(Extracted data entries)
__________________________________________________

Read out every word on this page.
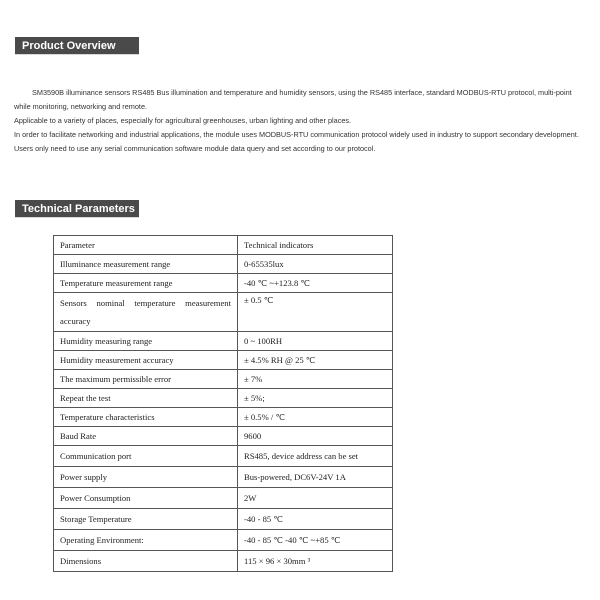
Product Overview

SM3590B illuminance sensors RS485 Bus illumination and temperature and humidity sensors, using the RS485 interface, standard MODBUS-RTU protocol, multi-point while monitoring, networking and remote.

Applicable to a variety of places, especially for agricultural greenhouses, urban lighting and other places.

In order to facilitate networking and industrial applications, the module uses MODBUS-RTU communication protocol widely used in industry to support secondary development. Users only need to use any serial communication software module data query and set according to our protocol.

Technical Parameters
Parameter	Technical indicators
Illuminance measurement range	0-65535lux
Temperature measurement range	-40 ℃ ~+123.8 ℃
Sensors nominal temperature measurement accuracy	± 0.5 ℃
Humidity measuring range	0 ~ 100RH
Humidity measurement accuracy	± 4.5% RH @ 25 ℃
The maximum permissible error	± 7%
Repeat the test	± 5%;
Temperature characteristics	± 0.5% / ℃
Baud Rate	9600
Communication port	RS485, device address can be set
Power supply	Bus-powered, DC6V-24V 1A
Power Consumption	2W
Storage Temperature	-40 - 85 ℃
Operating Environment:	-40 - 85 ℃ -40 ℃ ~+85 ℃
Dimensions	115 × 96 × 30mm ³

__________________________________________________

## EXERCISE BRIEF
Omit the pictures. Output every record above word for word.

## REPLY
Read out every word on this page.
Product Overview

SM3590B illuminance sensors RS485 Bus illumination and temperature and humidity sensors, using the RS485 interface, standard MODBUS-RTU protocol, multi-point while monitoring, networking and remote.

Applicable to a variety of places, especially for agricultural greenhouses, urban lighting and other places.

In order to facilitate networking and industrial applications, the module uses MODBUS-RTU communication protocol widely used in industry to support secondary development. Users only need to use any serial communication software module data query and set according to our protocol.

Technical Parameters
Parameter	Technical indicators
Illuminance measurement range	0-65535lux
Temperature measurement range	-40 ℃ ~+123.8 ℃
Sensors nominal temperature measurement accuracy	± 0.5 ℃
Humidity measuring range	0 ~ 100RH
Humidity measurement accuracy	± 4.5% RH @ 25 ℃
The maximum permissible error	± 7%
Repeat the test	± 5%;
Temperature characteristics	± 0.5% / ℃
Baud Rate	9600
Communication port	RS485, device address can be set
Power supply	Bus-powered, DC6V-24V 1A
Power Consumption	2W
Storage Temperature	-40 - 85 ℃
Operating Environment:	-40 - 85 ℃ -40 ℃ ~+85 ℃
Dimensions	115 × 96 × 30mm ³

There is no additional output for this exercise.